TASK:
Return the material below word for word, without changing a single line.

DATA PROVIDED:
======

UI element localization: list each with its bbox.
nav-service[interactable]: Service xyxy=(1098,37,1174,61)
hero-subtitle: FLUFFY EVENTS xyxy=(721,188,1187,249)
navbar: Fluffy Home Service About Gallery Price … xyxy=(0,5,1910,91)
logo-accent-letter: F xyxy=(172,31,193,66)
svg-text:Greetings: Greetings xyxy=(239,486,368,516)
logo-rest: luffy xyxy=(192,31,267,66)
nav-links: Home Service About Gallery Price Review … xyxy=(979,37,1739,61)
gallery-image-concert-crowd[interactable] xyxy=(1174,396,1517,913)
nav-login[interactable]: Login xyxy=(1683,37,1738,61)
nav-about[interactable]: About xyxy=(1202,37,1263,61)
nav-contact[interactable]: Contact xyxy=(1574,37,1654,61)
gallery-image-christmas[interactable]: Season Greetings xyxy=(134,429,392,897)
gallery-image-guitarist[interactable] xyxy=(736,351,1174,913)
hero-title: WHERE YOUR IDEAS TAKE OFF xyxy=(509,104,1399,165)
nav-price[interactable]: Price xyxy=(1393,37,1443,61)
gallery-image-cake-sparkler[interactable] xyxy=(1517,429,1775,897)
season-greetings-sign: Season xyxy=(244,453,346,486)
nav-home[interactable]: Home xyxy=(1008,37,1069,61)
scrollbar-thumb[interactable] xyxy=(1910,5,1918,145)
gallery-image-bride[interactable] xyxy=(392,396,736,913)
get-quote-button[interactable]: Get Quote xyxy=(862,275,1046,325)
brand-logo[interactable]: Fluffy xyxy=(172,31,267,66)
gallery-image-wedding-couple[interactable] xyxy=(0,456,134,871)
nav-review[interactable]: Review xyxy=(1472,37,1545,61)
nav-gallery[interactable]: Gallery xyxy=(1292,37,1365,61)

======

EXERCISE SOLUTION:
UI element localization: list each with its bbox.
nav-service[interactable]: Service xyxy=(1098,37,1174,61)
hero-subtitle: FLUFFY EVENTS xyxy=(721,188,1187,249)
navbar: Fluffy Home Service About Gallery Price … xyxy=(0,5,1910,91)
logo-accent-letter: F xyxy=(172,31,193,66)
svg-text:Greetings: Greetings xyxy=(239,486,368,516)
logo-rest: luffy xyxy=(192,31,267,66)
nav-links: Home Service About Gallery Price Review … xyxy=(979,37,1739,61)
gallery-image-concert-crowd[interactable] xyxy=(1174,396,1517,913)
nav-login[interactable]: Login xyxy=(1683,37,1738,61)
nav-about[interactable]: About xyxy=(1202,37,1263,61)
nav-contact[interactable]: Contact xyxy=(1574,37,1654,61)
gallery-image-christmas[interactable]: Season Greetings xyxy=(134,429,392,897)
gallery-image-guitarist[interactable] xyxy=(736,351,1174,913)
hero-title: WHERE YOUR IDEAS TAKE OFF xyxy=(509,104,1399,165)
nav-price[interactable]: Price xyxy=(1393,37,1443,61)
gallery-image-cake-sparkler[interactable] xyxy=(1517,429,1775,897)
season-greetings-sign: Season xyxy=(244,453,346,486)
nav-home[interactable]: Home xyxy=(1008,37,1069,61)
scrollbar-thumb[interactable] xyxy=(1910,5,1918,145)
gallery-image-bride[interactable] xyxy=(392,396,736,913)
get-quote-button[interactable]: Get Quote xyxy=(862,275,1046,325)
brand-logo[interactable]: Fluffy xyxy=(172,31,267,66)
gallery-image-wedding-couple[interactable] xyxy=(0,456,134,871)
nav-review[interactable]: Review xyxy=(1472,37,1545,61)
nav-gallery[interactable]: Gallery xyxy=(1292,37,1365,61)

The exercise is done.